## [TASK OBJECTIVE]
Search the material for the word "JSON" and copy each line that holds it.

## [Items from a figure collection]
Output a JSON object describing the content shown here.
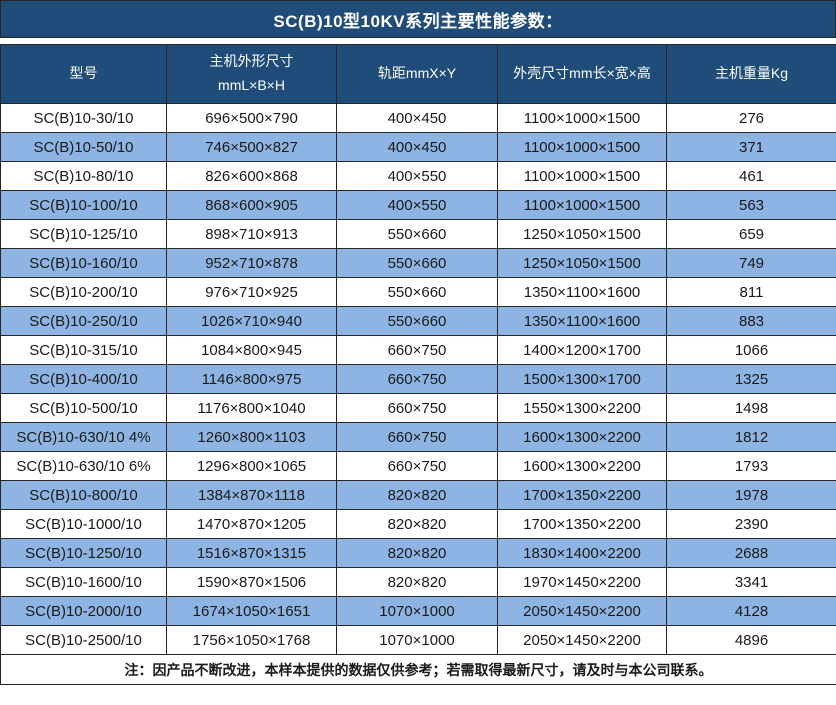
{
  "title": "SC(B)10型10KV系列主要性能参数：",
  "colors": {
    "header_bg": "#1F4C78",
    "alt_row_bg": "#8DB4E2",
    "border": "#262626",
    "header_text": "#FFFFFF",
    "body_text": "#1A1A1A"
  },
  "table": {
    "columns": [
      {
        "label": "型号"
      },
      {
        "label": "主机外形尺寸",
        "label2": "mmL×B×H"
      },
      {
        "label": "轨距mmX×Y"
      },
      {
        "label": "外壳尺寸mm长×宽×高"
      },
      {
        "label": "主机重量Kg"
      }
    ],
    "rows": [
      [
        "SC(B)10-30/10",
        "696×500×790",
        "400×450",
        "1100×1000×1500",
        "276"
      ],
      [
        "SC(B)10-50/10",
        "746×500×827",
        "400×450",
        "1100×1000×1500",
        "371"
      ],
      [
        "SC(B)10-80/10",
        "826×600×868",
        "400×550",
        "1100×1000×1500",
        "461"
      ],
      [
        "SC(B)10-100/10",
        "868×600×905",
        "400×550",
        "1100×1000×1500",
        "563"
      ],
      [
        "SC(B)10-125/10",
        "898×710×913",
        "550×660",
        "1250×1050×1500",
        "659"
      ],
      [
        "SC(B)10-160/10",
        "952×710×878",
        "550×660",
        "1250×1050×1500",
        "749"
      ],
      [
        "SC(B)10-200/10",
        "976×710×925",
        "550×660",
        "1350×1100×1600",
        "811"
      ],
      [
        "SC(B)10-250/10",
        "1026×710×940",
        "550×660",
        "1350×1100×1600",
        "883"
      ],
      [
        "SC(B)10-315/10",
        "1084×800×945",
        "660×750",
        "1400×1200×1700",
        "1066"
      ],
      [
        "SC(B)10-400/10",
        "1146×800×975",
        "660×750",
        "1500×1300×1700",
        "1325"
      ],
      [
        "SC(B)10-500/10",
        "1176×800×1040",
        "660×750",
        "1550×1300×2200",
        "1498"
      ],
      [
        "SC(B)10-630/10 4%",
        "1260×800×1103",
        "660×750",
        "1600×1300×2200",
        "1812"
      ],
      [
        "SC(B)10-630/10 6%",
        "1296×800×1065",
        "660×750",
        "1600×1300×2200",
        "1793"
      ],
      [
        "SC(B)10-800/10",
        "1384×870×1118",
        "820×820",
        "1700×1350×2200",
        "1978"
      ],
      [
        "SC(B)10-1000/10",
        "1470×870×1205",
        "820×820",
        "1700×1350×2200",
        "2390"
      ],
      [
        "SC(B)10-1250/10",
        "1516×870×1315",
        "820×820",
        "1830×1400×2200",
        "2688"
      ],
      [
        "SC(B)10-1600/10",
        "1590×870×1506",
        "820×820",
        "1970×1450×2200",
        "3341"
      ],
      [
        "SC(B)10-2000/10",
        "1674×1050×1651",
        "1070×1000",
        "2050×1450×2200",
        "4128"
      ],
      [
        "SC(B)10-2500/10",
        "1756×1050×1768",
        "1070×1000",
        "2050×1450×2200",
        "4896"
      ]
    ],
    "note": "注：因产品不断改进，本样本提供的数据仅供参考；若需取得最新尺寸，请及时与本公司联系。"
  }
}
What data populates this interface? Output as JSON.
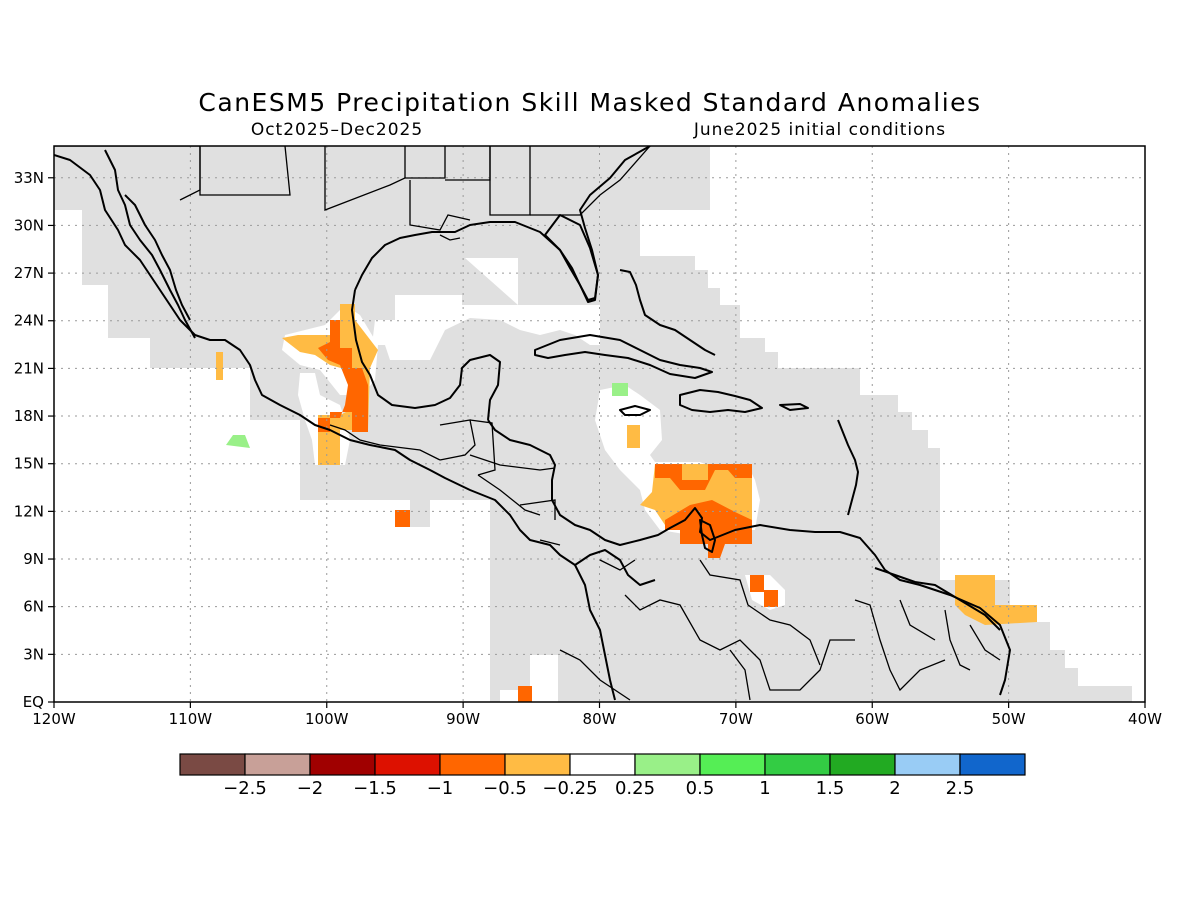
{
  "title": "CanESM5 Precipitation Skill Masked Standard Anomalies",
  "period": "Oct2025–Dec2025",
  "init": "June2025 initial conditions",
  "lon_labels": [
    "120W",
    "110W",
    "100W",
    "90W",
    "80W",
    "70W",
    "60W",
    "50W",
    "40W"
  ],
  "lat_labels": [
    "EQ",
    "3N",
    "6N",
    "9N",
    "12N",
    "15N",
    "18N",
    "21N",
    "24N",
    "27N",
    "30N",
    "33N"
  ],
  "colorbar": {
    "colors": [
      "#7a4a44",
      "#c8a098",
      "#a00000",
      "#dd1100",
      "#ff6600",
      "#ffbb44",
      "#ffffff",
      "#99f088",
      "#55ee55",
      "#33cc44",
      "#22aa22",
      "#99ccf5",
      "#1166cc"
    ],
    "labels": [
      "−2.5",
      "−2",
      "−1.5",
      "−1",
      "−0.5",
      "−0.25",
      "0.25",
      "0.5",
      "1",
      "1.5",
      "2",
      "2.5"
    ]
  },
  "colors": {
    "masked": "#e0e0e0",
    "neg_small": "#ffbb44",
    "neg_med": "#ff6600",
    "pos_small": "#99f088"
  }
}
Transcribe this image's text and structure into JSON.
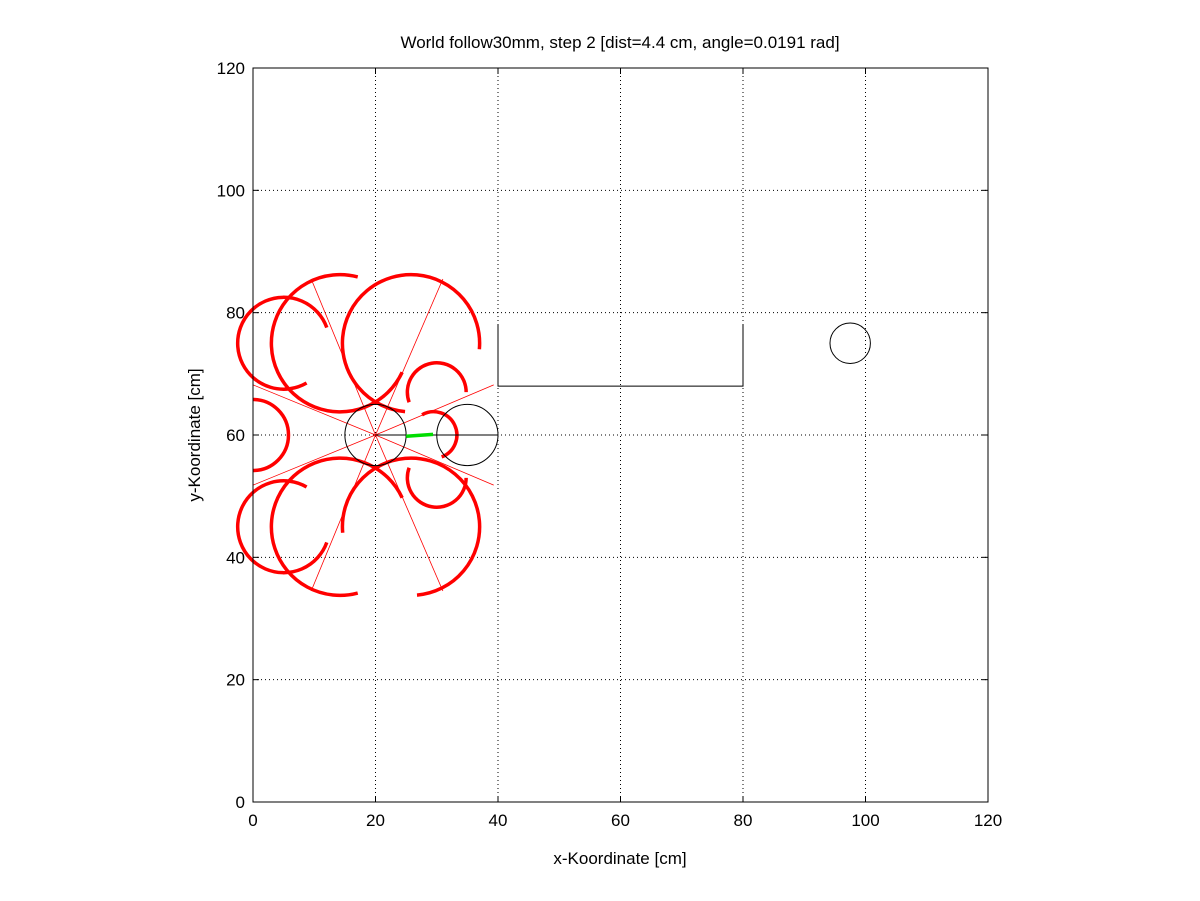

## [TASK ANSWER]
Output a JSON object describing the content shown here.
What data populates this interface? Output as JSON.
Transcribe this image's text and structure into JSON.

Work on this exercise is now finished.